PROBLEM DETAILS: Please pull out every line that includes the string "xlabel".

ENTRIES SUPPLIED:
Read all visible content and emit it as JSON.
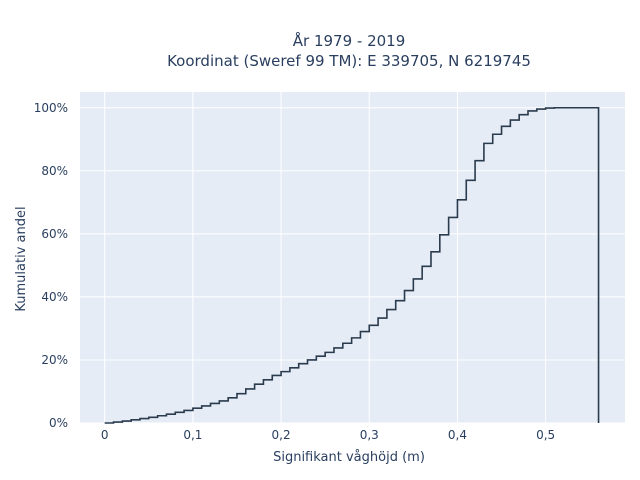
{
  "chart_data": {
    "type": "line",
    "line_shape": "step",
    "title_line1": "År 1979 - 2019",
    "title_line2": "Koordinat (Sweref 99 TM): E 339705, N 6219745",
    "xlabel": "Signifikant våghöjd (m)",
    "ylabel": "Kumulativ andel",
    "xlim": [
      -0.028,
      0.59
    ],
    "ylim": [
      0,
      1.05
    ],
    "x_ticks": [
      0,
      0.1,
      0.2,
      0.3,
      0.4,
      0.5
    ],
    "x_tick_labels": [
      "0",
      "0,1",
      "0,2",
      "0,3",
      "0,4",
      "0,5"
    ],
    "y_ticks": [
      0,
      0.2,
      0.4,
      0.6,
      0.8,
      1.0
    ],
    "y_tick_labels": [
      "0%",
      "20%",
      "40%",
      "60%",
      "80%",
      "100%"
    ],
    "plot_background": "#e5ecf6",
    "grid_color": "#ffffff",
    "line_color": "#2a3b4d",
    "grid": true,
    "series": [
      {
        "x": [
          0,
          0.01,
          0.02,
          0.03,
          0.04,
          0.05,
          0.06,
          0.07,
          0.08,
          0.09,
          0.1,
          0.11,
          0.12,
          0.13,
          0.14,
          0.15,
          0.16,
          0.17,
          0.18,
          0.19,
          0.2,
          0.21,
          0.22,
          0.23,
          0.24,
          0.25,
          0.26,
          0.27,
          0.28,
          0.29,
          0.3,
          0.31,
          0.32,
          0.33,
          0.34,
          0.35,
          0.36,
          0.37,
          0.38,
          0.39,
          0.4,
          0.41,
          0.42,
          0.43,
          0.44,
          0.45,
          0.46,
          0.47,
          0.48,
          0.49,
          0.5,
          0.51,
          0.52,
          0.53,
          0.54,
          0.55,
          0.56
        ],
        "y": [
          0,
          0.003,
          0.006,
          0.01,
          0.014,
          0.018,
          0.023,
          0.028,
          0.034,
          0.04,
          0.047,
          0.054,
          0.062,
          0.07,
          0.08,
          0.093,
          0.108,
          0.123,
          0.137,
          0.151,
          0.163,
          0.175,
          0.188,
          0.2,
          0.212,
          0.224,
          0.238,
          0.253,
          0.27,
          0.29,
          0.31,
          0.333,
          0.36,
          0.388,
          0.42,
          0.457,
          0.497,
          0.543,
          0.597,
          0.652,
          0.708,
          0.77,
          0.832,
          0.887,
          0.916,
          0.941,
          0.961,
          0.978,
          0.99,
          0.996,
          0.999,
          1.0,
          1.0,
          1.0,
          1.0,
          1.0,
          0
        ]
      }
    ]
  }
}
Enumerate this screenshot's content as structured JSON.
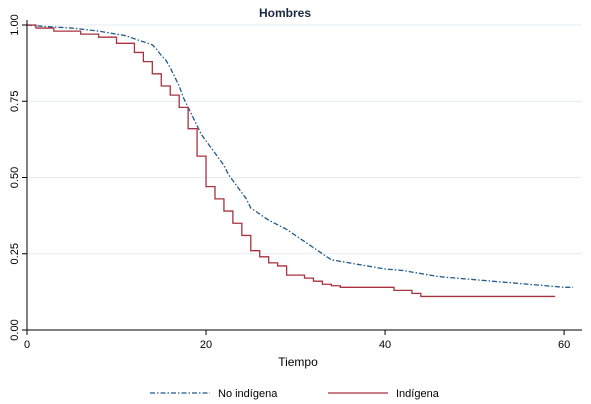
{
  "chart_data": {
    "type": "line",
    "title": "Hombres",
    "xlabel": "Tiempo",
    "ylabel": "",
    "xlim": [
      0,
      62
    ],
    "ylim": [
      0,
      1
    ],
    "xticks": [
      0,
      20,
      40,
      60
    ],
    "yticks": [
      0.0,
      0.25,
      0.5,
      0.75,
      1.0
    ],
    "xtick_labels": [
      "0",
      "20",
      "40",
      "60"
    ],
    "ytick_labels": [
      "0.00",
      "0.25",
      "0.50",
      "0.75",
      "1.00"
    ],
    "grid": true,
    "legend_position": "bottom",
    "series": [
      {
        "name": "No indígena",
        "style": "dash-dot",
        "color": "#1f5a8a",
        "x": [
          0,
          2,
          5,
          8,
          10,
          11,
          12,
          13,
          14,
          14.5,
          15,
          15.5,
          16,
          16.5,
          17,
          17.5,
          18,
          18.5,
          19,
          19.5,
          20,
          20.5,
          21,
          21.5,
          22,
          22.5,
          23,
          23.5,
          24,
          24.5,
          25,
          25.5,
          26,
          27,
          28,
          29,
          30,
          31,
          32,
          33,
          34,
          35,
          36,
          38,
          40,
          42,
          44,
          46,
          48,
          50,
          52,
          54,
          56,
          58,
          60,
          61
        ],
        "y": [
          1.0,
          0.995,
          0.99,
          0.98,
          0.97,
          0.965,
          0.955,
          0.945,
          0.935,
          0.92,
          0.9,
          0.885,
          0.86,
          0.83,
          0.8,
          0.76,
          0.73,
          0.7,
          0.67,
          0.64,
          0.62,
          0.6,
          0.58,
          0.56,
          0.54,
          0.51,
          0.49,
          0.47,
          0.45,
          0.43,
          0.4,
          0.39,
          0.38,
          0.36,
          0.345,
          0.33,
          0.31,
          0.29,
          0.27,
          0.25,
          0.23,
          0.225,
          0.22,
          0.21,
          0.2,
          0.195,
          0.185,
          0.175,
          0.17,
          0.165,
          0.16,
          0.155,
          0.15,
          0.145,
          0.14,
          0.14
        ]
      },
      {
        "name": "Indígena",
        "style": "step",
        "color": "#a8323f",
        "x": [
          0,
          1,
          3,
          6,
          8,
          10,
          12,
          13,
          14,
          15,
          16,
          17,
          18,
          19,
          20,
          21,
          22,
          23,
          24,
          25,
          26,
          27,
          28,
          29,
          31,
          32,
          33,
          34,
          35,
          40,
          41,
          43,
          44,
          45,
          59
        ],
        "y": [
          1.0,
          0.99,
          0.98,
          0.97,
          0.96,
          0.94,
          0.91,
          0.88,
          0.84,
          0.8,
          0.77,
          0.73,
          0.66,
          0.57,
          0.47,
          0.43,
          0.39,
          0.35,
          0.31,
          0.26,
          0.24,
          0.22,
          0.21,
          0.18,
          0.17,
          0.16,
          0.15,
          0.145,
          0.14,
          0.14,
          0.13,
          0.12,
          0.11,
          0.11,
          0.11
        ]
      }
    ]
  }
}
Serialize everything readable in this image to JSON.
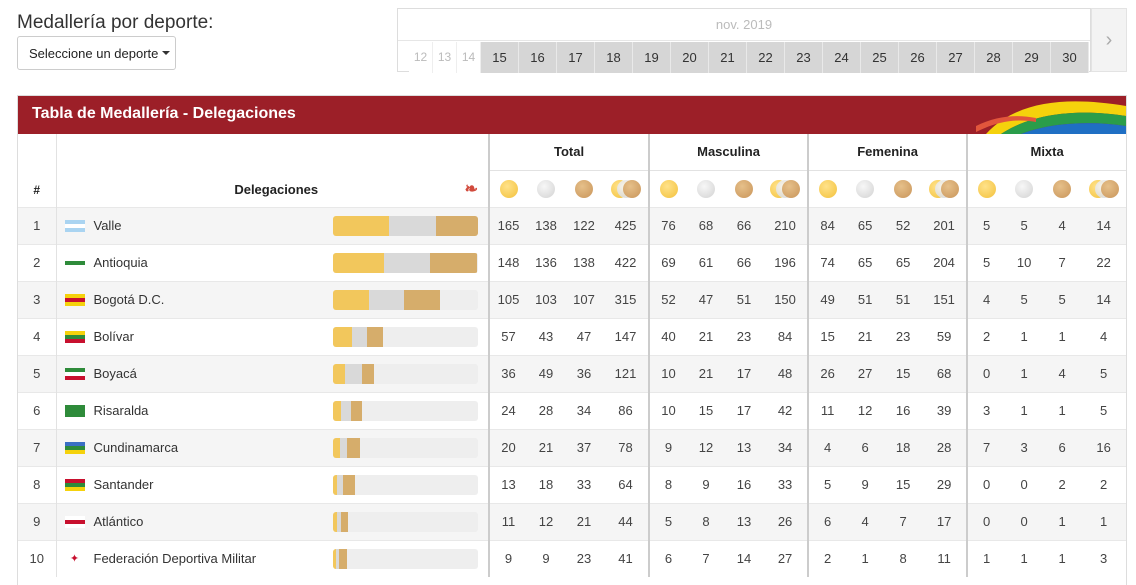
{
  "filter": {
    "title": "Medallería por deporte:",
    "dropdown_label": "Seleccione un deporte"
  },
  "calendar": {
    "month": "nov. 2019",
    "past_days": [
      "12",
      "13",
      "14"
    ],
    "active_days": [
      "15",
      "16",
      "17",
      "18",
      "19",
      "20",
      "21",
      "22",
      "23",
      "24",
      "25",
      "26",
      "27",
      "28",
      "29",
      "30"
    ],
    "next_icon": "chevron-right-icon"
  },
  "panel": {
    "title": "Tabla de Medallería - Delegaciones"
  },
  "table": {
    "rank_header": "#",
    "delegations_header": "Delegaciones",
    "groups": [
      "Total",
      "Masculina",
      "Femenina",
      "Mixta"
    ],
    "rows": [
      {
        "rank": "1",
        "name": "Valle",
        "flag": [
          "#aad4f1",
          "#ffffff",
          "#aad4f1"
        ],
        "total": [
          "165",
          "138",
          "122",
          "425"
        ],
        "masc": [
          "76",
          "68",
          "66",
          "210"
        ],
        "fem": [
          "84",
          "65",
          "52",
          "201"
        ],
        "mixta": [
          "5",
          "5",
          "4",
          "14"
        ]
      },
      {
        "rank": "2",
        "name": "Antioquia",
        "flag": [
          "#ffffff",
          "#2e8b3a",
          "#ffffff"
        ],
        "total": [
          "148",
          "136",
          "138",
          "422"
        ],
        "masc": [
          "69",
          "61",
          "66",
          "196"
        ],
        "fem": [
          "74",
          "65",
          "65",
          "204"
        ],
        "mixta": [
          "5",
          "10",
          "7",
          "22"
        ]
      },
      {
        "rank": "3",
        "name": "Bogotá D.C.",
        "flag": [
          "#f5d20c",
          "#c8102e",
          "#f5d20c"
        ],
        "total": [
          "105",
          "103",
          "107",
          "315"
        ],
        "masc": [
          "52",
          "47",
          "51",
          "150"
        ],
        "fem": [
          "49",
          "51",
          "51",
          "151"
        ],
        "mixta": [
          "4",
          "5",
          "5",
          "14"
        ]
      },
      {
        "rank": "4",
        "name": "Bolívar",
        "flag": [
          "#f5d20c",
          "#2e8b3a",
          "#c8102e"
        ],
        "total": [
          "57",
          "43",
          "47",
          "147"
        ],
        "masc": [
          "40",
          "21",
          "23",
          "84"
        ],
        "fem": [
          "15",
          "21",
          "23",
          "59"
        ],
        "mixta": [
          "2",
          "1",
          "1",
          "4"
        ]
      },
      {
        "rank": "5",
        "name": "Boyacá",
        "flag": [
          "#2e8b3a",
          "#ffffff",
          "#c8102e"
        ],
        "total": [
          "36",
          "49",
          "36",
          "121"
        ],
        "masc": [
          "10",
          "21",
          "17",
          "48"
        ],
        "fem": [
          "26",
          "27",
          "15",
          "68"
        ],
        "mixta": [
          "0",
          "1",
          "4",
          "5"
        ]
      },
      {
        "rank": "6",
        "name": "Risaralda",
        "flag": [
          "#2e8b3a",
          "#2e8b3a",
          "#2e8b3a"
        ],
        "total": [
          "24",
          "28",
          "34",
          "86"
        ],
        "masc": [
          "10",
          "15",
          "17",
          "42"
        ],
        "fem": [
          "11",
          "12",
          "16",
          "39"
        ],
        "mixta": [
          "3",
          "1",
          "1",
          "5"
        ]
      },
      {
        "rank": "7",
        "name": "Cundinamarca",
        "flag": [
          "#3a6fc4",
          "#2e8b3a",
          "#f5d20c"
        ],
        "total": [
          "20",
          "21",
          "37",
          "78"
        ],
        "masc": [
          "9",
          "12",
          "13",
          "34"
        ],
        "fem": [
          "4",
          "6",
          "18",
          "28"
        ],
        "mixta": [
          "7",
          "3",
          "6",
          "16"
        ]
      },
      {
        "rank": "8",
        "name": "Santander",
        "flag": [
          "#c8102e",
          "#2e8b3a",
          "#f5d20c"
        ],
        "total": [
          "13",
          "18",
          "33",
          "64"
        ],
        "masc": [
          "8",
          "9",
          "16",
          "33"
        ],
        "fem": [
          "5",
          "9",
          "15",
          "29"
        ],
        "mixta": [
          "0",
          "0",
          "2",
          "2"
        ]
      },
      {
        "rank": "9",
        "name": "Atlántico",
        "flag": [
          "#ffffff",
          "#c8102e",
          "#ffffff"
        ],
        "total": [
          "11",
          "12",
          "21",
          "44"
        ],
        "masc": [
          "5",
          "8",
          "13",
          "26"
        ],
        "fem": [
          "6",
          "4",
          "7",
          "17"
        ],
        "mixta": [
          "0",
          "0",
          "1",
          "1"
        ]
      },
      {
        "rank": "10",
        "name": "Federación Deportiva Militar",
        "flag": [
          "#ffffff",
          "#ffffff",
          "#ffffff"
        ],
        "total": [
          "9",
          "9",
          "23",
          "41"
        ],
        "masc": [
          "6",
          "7",
          "14",
          "27"
        ],
        "fem": [
          "2",
          "1",
          "8",
          "11"
        ],
        "mixta": [
          "1",
          "1",
          "1",
          "3"
        ]
      }
    ]
  }
}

WRITTEN REPLY:
    "xlabel": "Signifikant våghöjd (m)",
    "xlabel": "Tiempo",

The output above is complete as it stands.